* Start TASK MATERIAL *
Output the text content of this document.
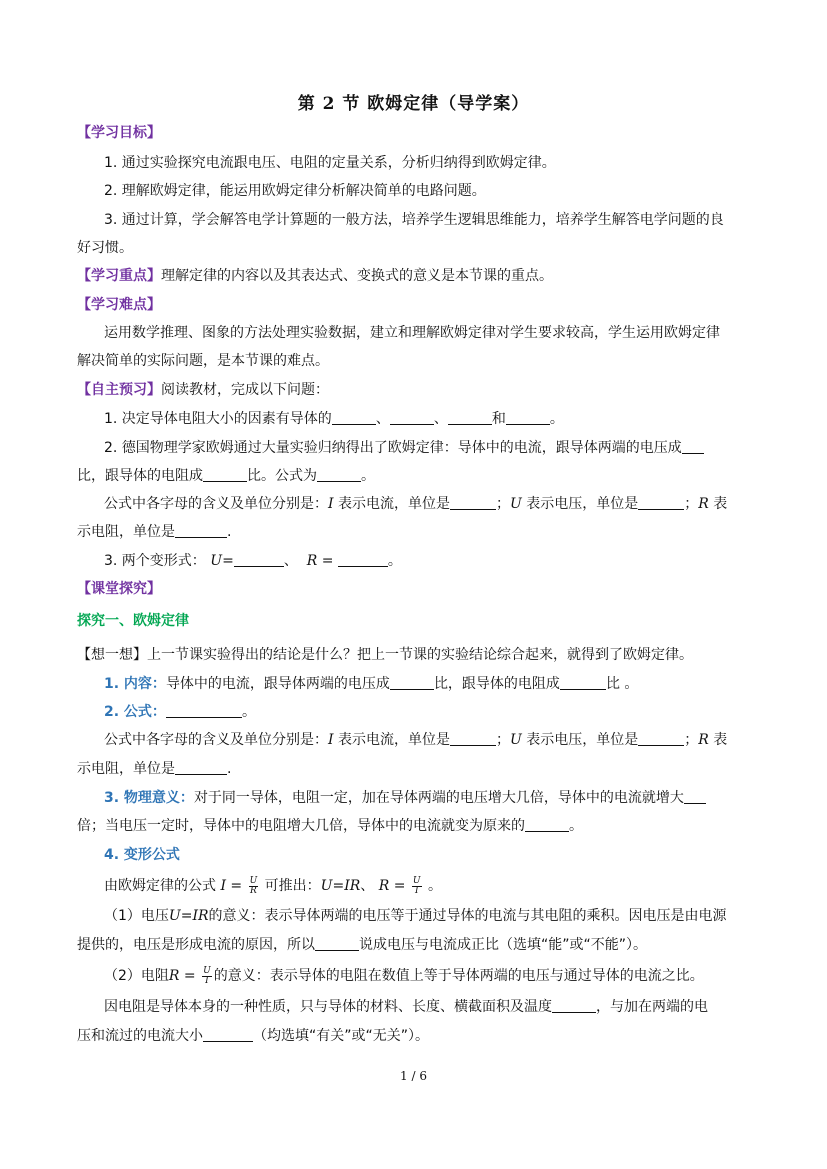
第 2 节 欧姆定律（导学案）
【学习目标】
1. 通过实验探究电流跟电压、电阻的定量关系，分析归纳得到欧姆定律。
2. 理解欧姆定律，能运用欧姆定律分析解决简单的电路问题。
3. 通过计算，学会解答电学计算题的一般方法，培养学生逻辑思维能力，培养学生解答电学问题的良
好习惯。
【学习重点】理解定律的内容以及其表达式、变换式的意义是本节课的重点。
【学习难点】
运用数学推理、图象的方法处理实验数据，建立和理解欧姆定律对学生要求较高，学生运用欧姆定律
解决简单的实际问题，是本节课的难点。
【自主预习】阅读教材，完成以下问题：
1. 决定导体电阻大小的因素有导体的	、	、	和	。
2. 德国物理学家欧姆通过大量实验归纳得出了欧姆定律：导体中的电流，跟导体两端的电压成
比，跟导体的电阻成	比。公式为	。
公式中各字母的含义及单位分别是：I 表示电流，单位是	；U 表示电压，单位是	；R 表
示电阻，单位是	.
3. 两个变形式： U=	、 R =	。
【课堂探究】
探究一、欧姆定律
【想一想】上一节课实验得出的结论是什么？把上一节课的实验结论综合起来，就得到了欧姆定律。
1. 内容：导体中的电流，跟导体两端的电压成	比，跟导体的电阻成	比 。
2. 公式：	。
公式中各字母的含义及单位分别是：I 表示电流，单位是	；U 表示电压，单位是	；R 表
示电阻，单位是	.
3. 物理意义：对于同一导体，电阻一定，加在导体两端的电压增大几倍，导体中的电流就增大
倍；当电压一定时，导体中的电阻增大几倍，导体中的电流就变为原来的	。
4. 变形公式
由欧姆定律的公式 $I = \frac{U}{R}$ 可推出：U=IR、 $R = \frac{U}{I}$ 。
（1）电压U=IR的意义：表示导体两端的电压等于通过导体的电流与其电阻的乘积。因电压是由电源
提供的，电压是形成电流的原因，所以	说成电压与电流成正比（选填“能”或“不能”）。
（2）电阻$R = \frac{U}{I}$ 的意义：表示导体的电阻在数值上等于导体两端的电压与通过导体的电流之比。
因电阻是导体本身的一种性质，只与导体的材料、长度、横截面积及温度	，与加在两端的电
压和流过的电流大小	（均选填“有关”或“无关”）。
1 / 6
* End TASK MATERIAL *
* Start TASK MATERIAL *
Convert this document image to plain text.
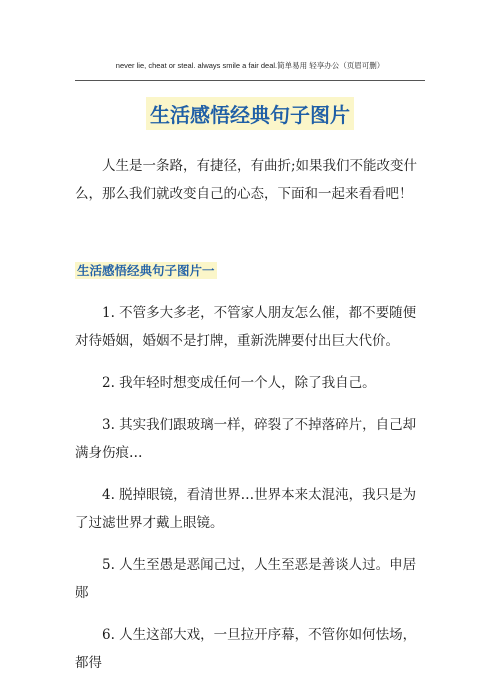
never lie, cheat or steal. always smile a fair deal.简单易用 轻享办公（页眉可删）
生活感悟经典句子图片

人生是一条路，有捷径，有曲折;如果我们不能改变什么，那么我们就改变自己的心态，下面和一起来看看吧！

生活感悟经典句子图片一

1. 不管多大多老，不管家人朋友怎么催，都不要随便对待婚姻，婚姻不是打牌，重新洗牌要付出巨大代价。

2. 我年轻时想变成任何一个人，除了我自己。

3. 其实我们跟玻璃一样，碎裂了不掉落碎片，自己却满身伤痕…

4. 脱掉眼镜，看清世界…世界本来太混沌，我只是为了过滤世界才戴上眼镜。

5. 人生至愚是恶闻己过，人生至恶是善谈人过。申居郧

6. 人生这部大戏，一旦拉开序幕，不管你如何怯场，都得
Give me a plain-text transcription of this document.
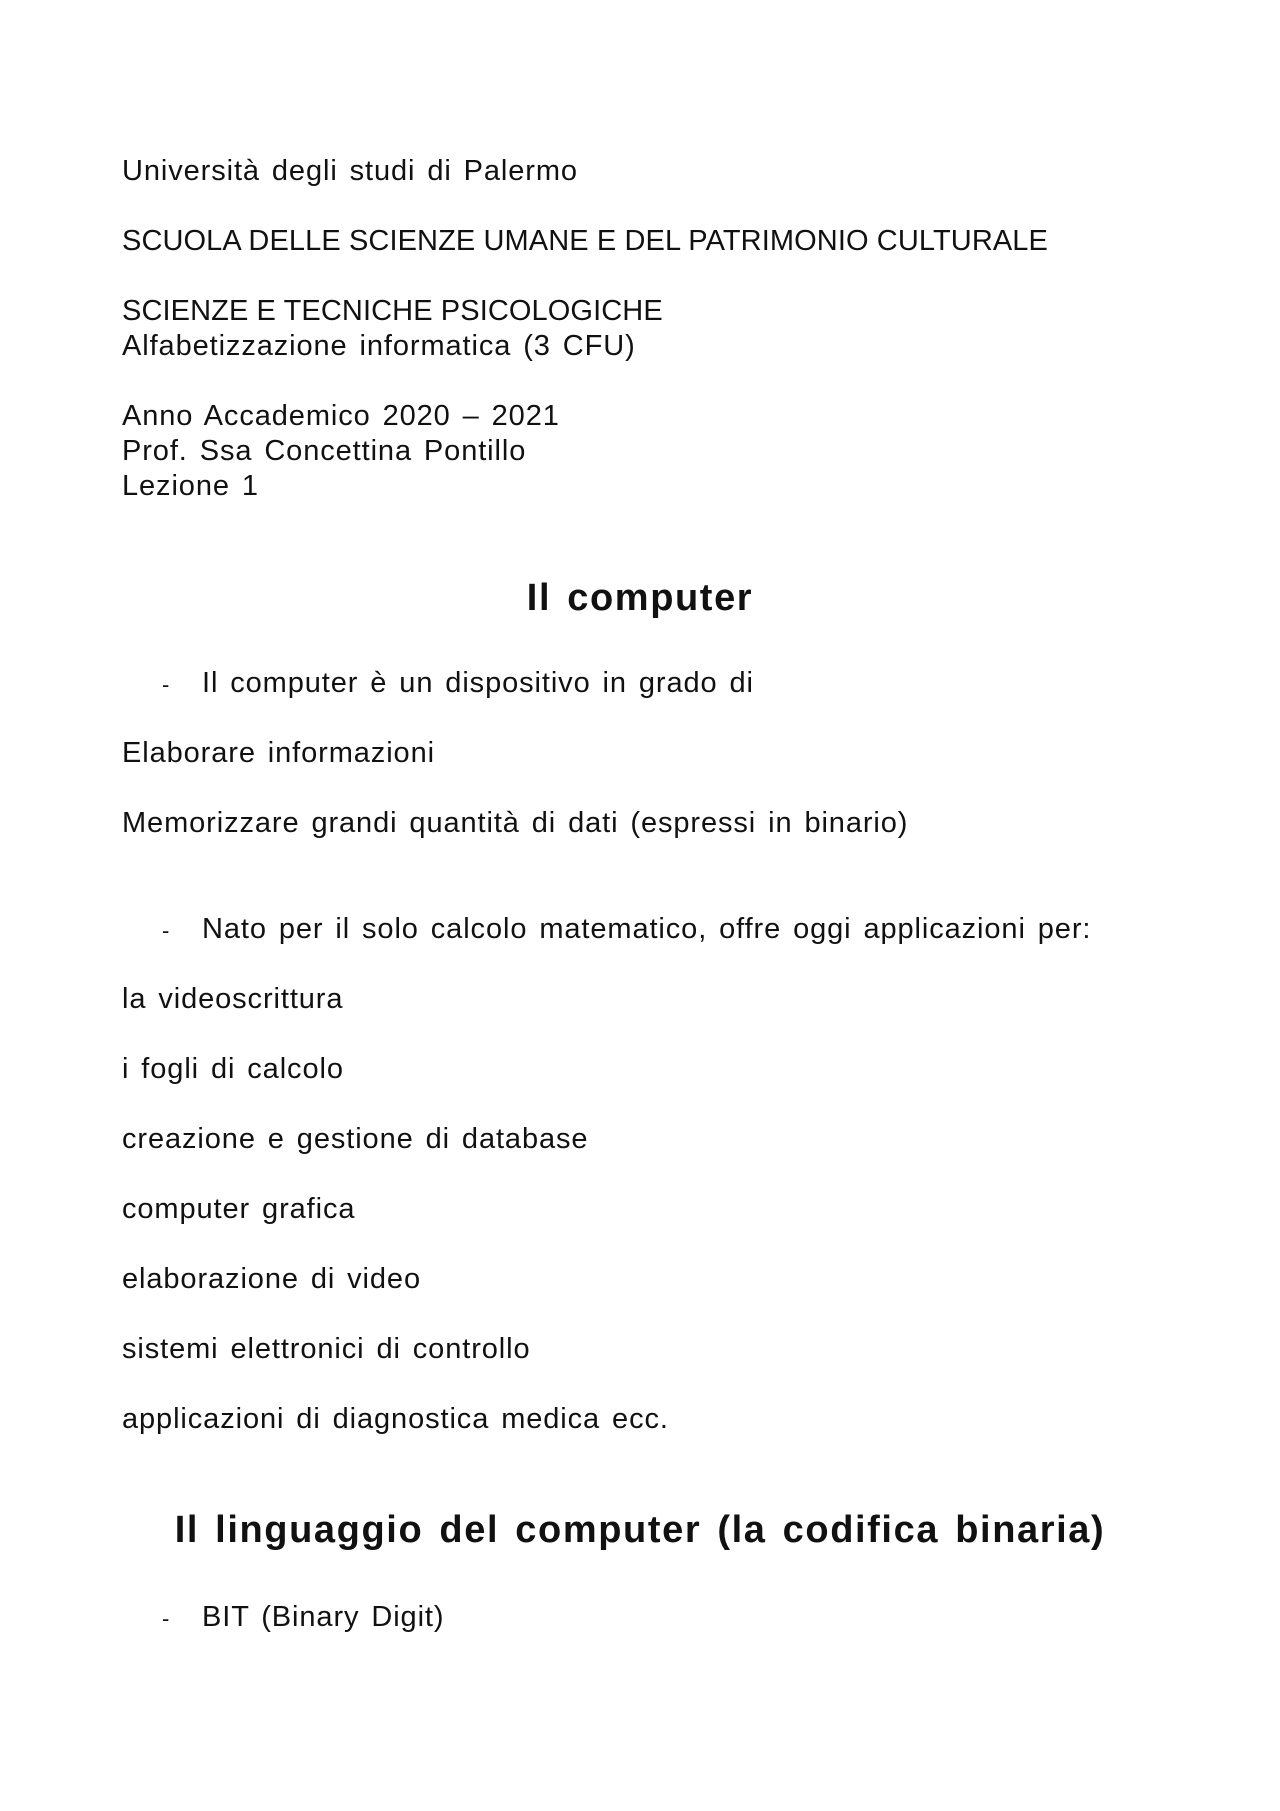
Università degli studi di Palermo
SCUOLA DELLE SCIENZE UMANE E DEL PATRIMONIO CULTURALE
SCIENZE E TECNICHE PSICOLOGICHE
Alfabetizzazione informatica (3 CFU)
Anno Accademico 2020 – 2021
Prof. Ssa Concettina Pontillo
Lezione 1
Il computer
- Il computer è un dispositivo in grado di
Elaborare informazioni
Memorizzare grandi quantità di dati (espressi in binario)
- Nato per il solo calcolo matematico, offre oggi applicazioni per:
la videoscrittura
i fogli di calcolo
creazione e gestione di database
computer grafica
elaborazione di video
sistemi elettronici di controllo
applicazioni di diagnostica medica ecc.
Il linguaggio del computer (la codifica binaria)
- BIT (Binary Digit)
* End TASK MATERIAL *
EXERCISE >> In the records above, find each line holding "plain" and copy it.

EXERCISE RESPONSE >>
Convert this document image to plain text.
Give me a plain-text transcription of this document.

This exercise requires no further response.